**INSTRUCTIONS FOR THE TASK**
Without including the pictures, copy out every line below.

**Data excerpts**

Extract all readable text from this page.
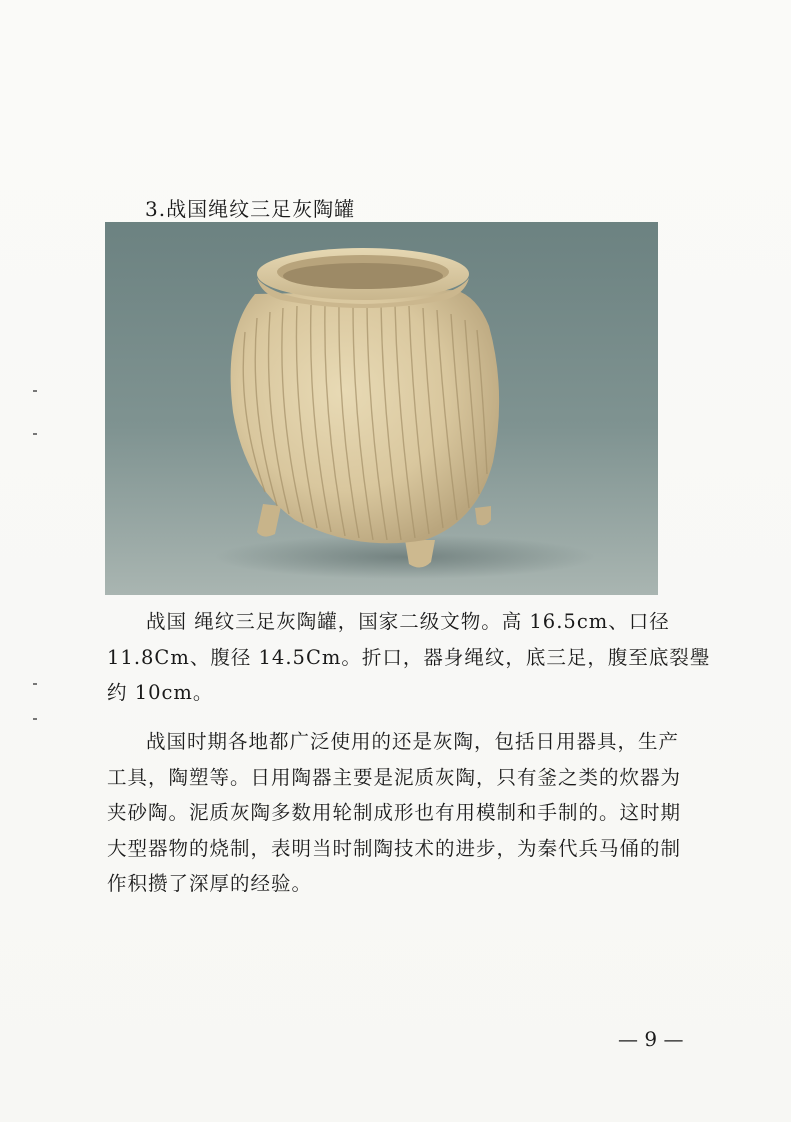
3.战国绳纹三足灰陶罐
战国 绳纹三足灰陶罐，国家二级文物。高 16.5cm、口径
11.8Cm、腹径 14.5Cm。折口，器身绳纹，底三足，腹至底裂璺
约 10cm。
战国时期各地都广泛使用的还是灰陶，包括日用器具，生产
工具，陶塑等。日用陶器主要是泥质灰陶，只有釜之类的炊器为
夹砂陶。泥质灰陶多数用轮制成形也有用模制和手制的。这时期
大型器物的烧制，表明当时制陶技术的进步，为秦代兵马俑的制
作积攒了深厚的经验。
— 9 —
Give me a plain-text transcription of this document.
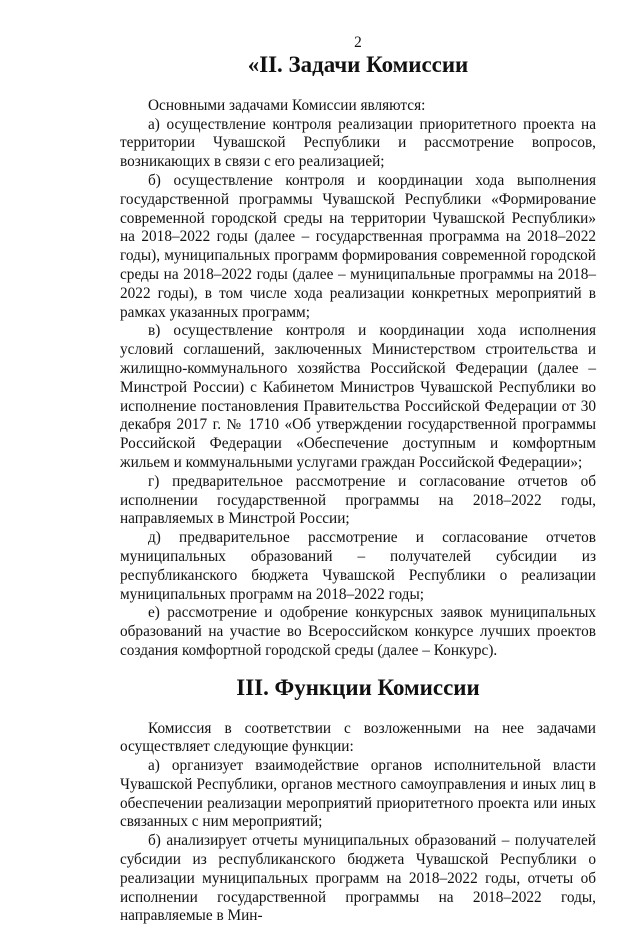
2
«II. Задачи Комиссии

Основными задачами Комиссии являются:

а) осуществление контроля реализации приоритетного проекта на территории Чувашской Республики и рассмотрение вопросов, возникающих в связи с его реализацией;

б) осуществление контроля и координации хода выполнения государственной программы Чувашской Республики «Формирование современной городской среды на территории Чувашской Республики» на 2018–2022 годы (далее – государственная программа на 2018–2022 годы), муниципальных программ формирования современной городской среды на 2018–2022 годы (далее – муниципальные программы на 2018–2022 годы), в том числе хода реализации конкретных мероприятий в рамках указанных программ;

в) осуществление контроля и координации хода исполнения условий соглашений, заключенных Министерством строительства и жилищно-коммунального хозяйства Российской Федерации (далее – Минстрой России) с Кабинетом Министров Чувашской Республики во исполнение постановления Правительства Российской Федерации от 30 декабря 2017 г. № 1710 «Об утверждении государственной программы Российской Федерации «Обеспечение доступным и комфортным жильем и коммунальными услугами граждан Российской Федерации»;

г) предварительное рассмотрение и согласование отчетов об исполнении государственной программы на 2018–2022 годы, направляемых в Минстрой России;

д) предварительное рассмотрение и согласование отчетов муниципальных образований – получателей субсидии из республиканского бюджета Чувашской Республики о реализации муниципальных программ на 2018–2022 годы;

е) рассмотрение и одобрение конкурсных заявок муниципальных образований на участие во Всероссийском конкурсе лучших проектов создания комфортной городской среды (далее – Конкурс).

III. Функции Комиссии

Комиссия в соответствии с возложенными на нее задачами осуществляет следующие функции:

а) организует взаимодействие органов исполнительной власти Чувашской Республики, органов местного самоуправления и иных лиц в обеспечении реализации мероприятий приоритетного проекта или иных связанных с ним мероприятий;

б) анализирует отчеты муниципальных образований – получателей субсидии из республиканского бюджета Чувашской Республики о реализации муниципальных программ на 2018–2022 годы, отчеты об исполнении государственной программы на 2018–2022 годы, направляемые в Мин-
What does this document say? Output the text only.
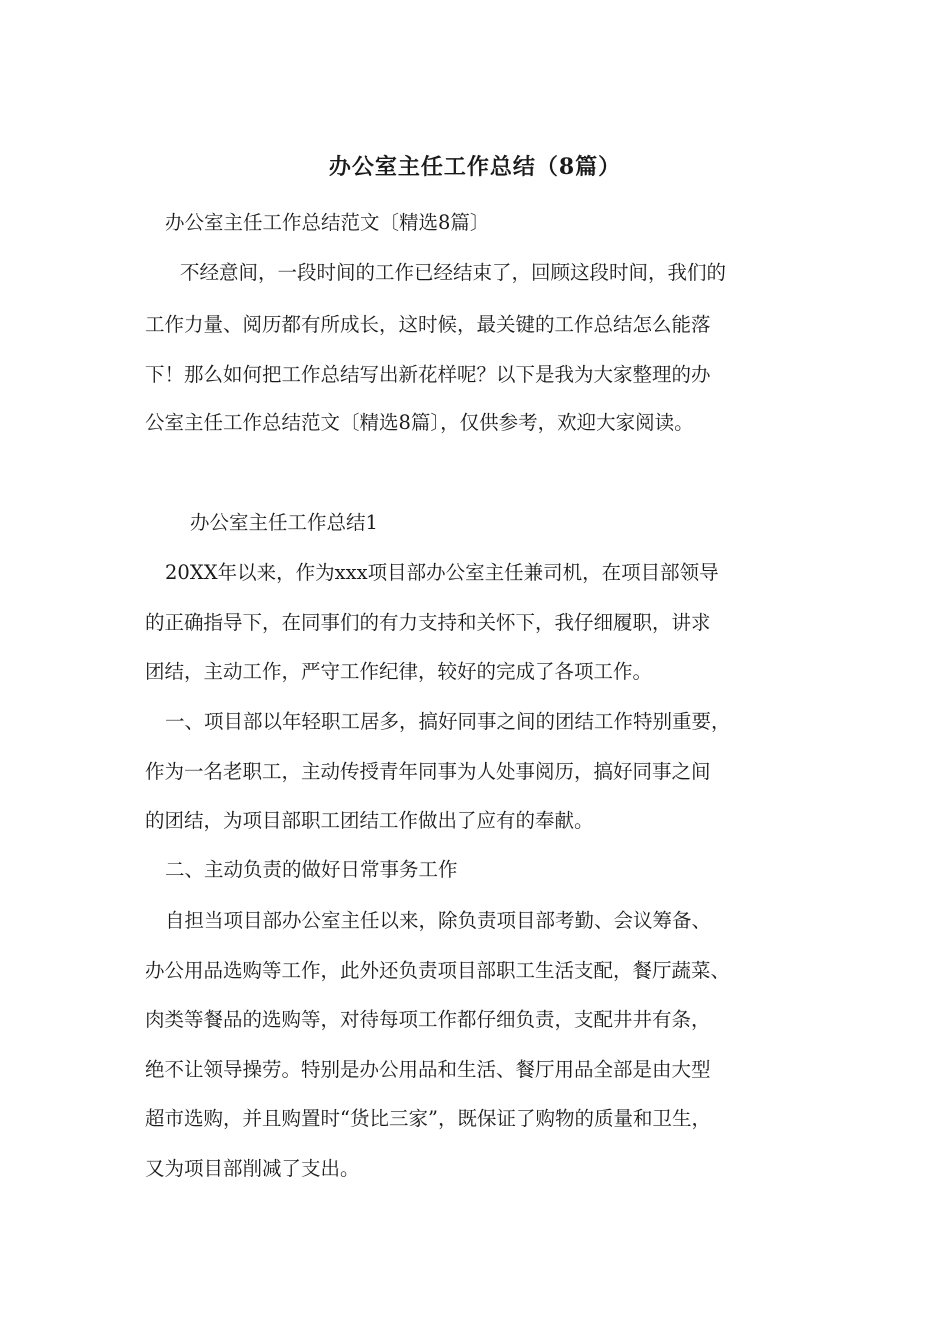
办公室主任工作总结（8篇）
办公室主任工作总结范文〔精选8篇〕
不经意间，一段时间的工作已经结束了，回顾这段时间，我们的
工作力量、阅历都有所成长，这时候，最关键的工作总结怎么能落
下！那么如何把工作总结写出新花样呢？以下是我为大家整理的办
公室主任工作总结范文〔精选8篇〕，仅供参考，欢迎大家阅读。
办公室主任工作总结1
20XX年以来，作为xxx项目部办公室主任兼司机，在项目部领导
的正确指导下，在同事们的有力支持和关怀下，我仔细履职，讲求
团结，主动工作，严守工作纪律，较好的完成了各项工作。
一、项目部以年轻职工居多，搞好同事之间的团结工作特别重要，
作为一名老职工，主动传授青年同事为人处事阅历，搞好同事之间
的团结，为项目部职工团结工作做出了应有的奉献。
二、主动负责的做好日常事务工作
自担当项目部办公室主任以来，除负责项目部考勤、会议筹备、
办公用品选购等工作，此外还负责项目部职工生活支配，餐厅蔬菜、
肉类等餐品的选购等，对待每项工作都仔细负责，支配井井有条，
绝不让领导操劳。特别是办公用品和生活、餐厅用品全部是由大型
超市选购，并且购置时“货比三家”，既保证了购物的质量和卫生，
又为项目部削减了支出。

**TASK RESPONSE**
Extract all readable text from this page.
3.战国绳纹三足灰陶罐
战国 绳纹三足灰陶罐，国家二级文物。高 16.5cm、口径
11.8Cm、腹径 14.5Cm。折口，器身绳纹，底三足，腹至底裂璺
约 10cm。
战国时期各地都广泛使用的还是灰陶，包括日用器具，生产
工具，陶塑等。日用陶器主要是泥质灰陶，只有釜之类的炊器为
夹砂陶。泥质灰陶多数用轮制成形也有用模制和手制的。这时期
大型器物的烧制，表明当时制陶技术的进步，为秦代兵马俑的制
作积攒了深厚的经验。
— 9 —
Give me a plain-text transcription of this document.
2
«II. Задачи Комиссии

Основными задачами Комиссии являются:

а) осуществление контроля реализации приоритетного проекта на территории Чувашской Республики и рассмотрение вопросов, возникающих в связи с его реализацией;

б) осуществление контроля и координации хода выполнения государственной программы Чувашской Республики «Формирование современной городской среды на территории Чувашской Республики» на 2018–2022 годы (далее – государственная программа на 2018–2022 годы), муниципальных программ формирования современной городской среды на 2018–2022 годы (далее – муниципальные программы на 2018–2022 годы), в том числе хода реализации конкретных мероприятий в рамках указанных программ;

в) осуществление контроля и координации хода исполнения условий соглашений, заключенных Министерством строительства и жилищно-коммунального хозяйства Российской Федерации (далее – Минстрой России) с Кабинетом Министров Чувашской Республики во исполнение постановления Правительства Российской Федерации от 30 декабря 2017 г. № 1710 «Об утверждении государственной программы Российской Федерации «Обеспечение доступным и комфортным жильем и коммунальными услугами граждан Российской Федерации»;

г) предварительное рассмотрение и согласование отчетов об исполнении государственной программы на 2018–2022 годы, направляемых в Минстрой России;

д) предварительное рассмотрение и согласование отчетов муниципальных образований – получателей субсидии из республиканского бюджета Чувашской Республики о реализации муниципальных программ на 2018–2022 годы;

е) рассмотрение и одобрение конкурсных заявок муниципальных образований на участие во Всероссийском конкурсе лучших проектов создания комфортной городской среды (далее – Конкурс).

III. Функции Комиссии

Комиссия в соответствии с возложенными на нее задачами осуществляет следующие функции:

а) организует взаимодействие органов исполнительной власти Чувашской Республики, органов местного самоуправления и иных лиц в обеспечении реализации мероприятий приоритетного проекта или иных связанных с ним мероприятий;

б) анализирует отчеты муниципальных образований – получателей субсидии из республиканского бюджета Чувашской Республики о реализации муниципальных программ на 2018–2022 годы, отчеты об исполнении государственной программы на 2018–2022 годы, направляемые в Мин-
What does this document say? Output the text only.
办公室主任工作总结（8篇）
办公室主任工作总结范文〔精选8篇〕
不经意间，一段时间的工作已经结束了，回顾这段时间，我们的
工作力量、阅历都有所成长，这时候，最关键的工作总结怎么能落
下！那么如何把工作总结写出新花样呢？以下是我为大家整理的办
公室主任工作总结范文〔精选8篇〕，仅供参考，欢迎大家阅读。
办公室主任工作总结1
20XX年以来，作为xxx项目部办公室主任兼司机，在项目部领导
的正确指导下，在同事们的有力支持和关怀下，我仔细履职，讲求
团结，主动工作，严守工作纪律，较好的完成了各项工作。
一、项目部以年轻职工居多，搞好同事之间的团结工作特别重要，
作为一名老职工，主动传授青年同事为人处事阅历，搞好同事之间
的团结，为项目部职工团结工作做出了应有的奉献。
二、主动负责的做好日常事务工作
自担当项目部办公室主任以来，除负责项目部考勤、会议筹备、
办公用品选购等工作，此外还负责项目部职工生活支配，餐厅蔬菜、
肉类等餐品的选购等，对待每项工作都仔细负责，支配井井有条，
绝不让领导操劳。特别是办公用品和生活、餐厅用品全部是由大型
超市选购，并且购置时“货比三家”，既保证了购物的质量和卫生，
又为项目部削减了支出。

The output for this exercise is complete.